SOURCE DATA —

::::::::::

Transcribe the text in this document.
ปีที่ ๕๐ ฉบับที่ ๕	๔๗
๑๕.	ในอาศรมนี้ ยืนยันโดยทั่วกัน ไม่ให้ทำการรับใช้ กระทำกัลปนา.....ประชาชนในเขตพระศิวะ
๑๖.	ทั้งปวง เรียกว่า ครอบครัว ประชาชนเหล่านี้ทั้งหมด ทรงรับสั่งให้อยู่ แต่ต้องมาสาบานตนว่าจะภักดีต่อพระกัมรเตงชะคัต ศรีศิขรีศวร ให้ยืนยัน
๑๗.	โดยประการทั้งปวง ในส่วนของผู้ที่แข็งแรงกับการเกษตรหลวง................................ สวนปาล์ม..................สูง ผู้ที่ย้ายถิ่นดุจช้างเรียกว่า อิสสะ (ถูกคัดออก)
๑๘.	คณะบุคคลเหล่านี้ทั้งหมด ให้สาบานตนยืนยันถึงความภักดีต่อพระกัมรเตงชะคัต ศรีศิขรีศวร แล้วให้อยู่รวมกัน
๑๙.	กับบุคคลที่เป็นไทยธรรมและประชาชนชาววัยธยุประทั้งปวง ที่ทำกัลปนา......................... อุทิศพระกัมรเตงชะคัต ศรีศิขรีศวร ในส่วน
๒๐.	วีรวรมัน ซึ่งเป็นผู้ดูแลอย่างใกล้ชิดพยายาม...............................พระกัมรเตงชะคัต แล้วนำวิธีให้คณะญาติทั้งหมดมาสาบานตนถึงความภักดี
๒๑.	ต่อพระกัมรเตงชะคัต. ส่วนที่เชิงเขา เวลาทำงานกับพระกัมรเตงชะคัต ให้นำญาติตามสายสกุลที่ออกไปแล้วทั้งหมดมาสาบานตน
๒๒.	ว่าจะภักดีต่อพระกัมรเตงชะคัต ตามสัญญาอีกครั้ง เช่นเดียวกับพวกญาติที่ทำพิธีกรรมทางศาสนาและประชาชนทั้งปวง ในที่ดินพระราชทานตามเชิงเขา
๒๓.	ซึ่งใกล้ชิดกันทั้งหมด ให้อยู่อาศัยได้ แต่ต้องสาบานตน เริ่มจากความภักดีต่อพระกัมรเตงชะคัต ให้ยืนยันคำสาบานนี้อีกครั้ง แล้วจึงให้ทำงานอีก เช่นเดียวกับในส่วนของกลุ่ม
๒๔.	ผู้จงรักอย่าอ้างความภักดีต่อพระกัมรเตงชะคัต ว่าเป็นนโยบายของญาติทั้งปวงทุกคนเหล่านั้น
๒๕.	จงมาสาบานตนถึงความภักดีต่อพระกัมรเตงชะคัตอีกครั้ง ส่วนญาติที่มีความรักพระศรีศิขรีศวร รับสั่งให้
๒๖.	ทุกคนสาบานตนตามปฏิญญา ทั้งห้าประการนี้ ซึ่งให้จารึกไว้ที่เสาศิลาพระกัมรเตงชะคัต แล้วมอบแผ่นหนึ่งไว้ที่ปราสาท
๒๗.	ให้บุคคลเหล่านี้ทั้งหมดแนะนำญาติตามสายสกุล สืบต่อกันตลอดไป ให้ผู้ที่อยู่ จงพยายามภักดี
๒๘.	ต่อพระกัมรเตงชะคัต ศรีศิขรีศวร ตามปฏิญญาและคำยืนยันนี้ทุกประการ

::::::::::

In the entries above, identify every line with the word "าจะภ". Copy those lines.

๑๖.	ทั้งปวง เรียกว่า ครอบครัว ประชาชนเหล่านี้ทั้งหมด ทรงรับสั่งให้อยู่ แต่ต้องมาสาบานตนว่าจะภักดีต่อพระกัมรเตงชะคัต ศรีศิขรีศวร ให้ยืนยัน
๒๒.	ว่าจะภักดีต่อพระกัมรเตงชะคัต ตามสัญญาอีกครั้ง เช่นเดียวกับพวกญาติที่ทำพิธีกรรมทางศาสนาและประชาชนทั้งปวง ในที่ดินพระราชทานตามเชิงเขา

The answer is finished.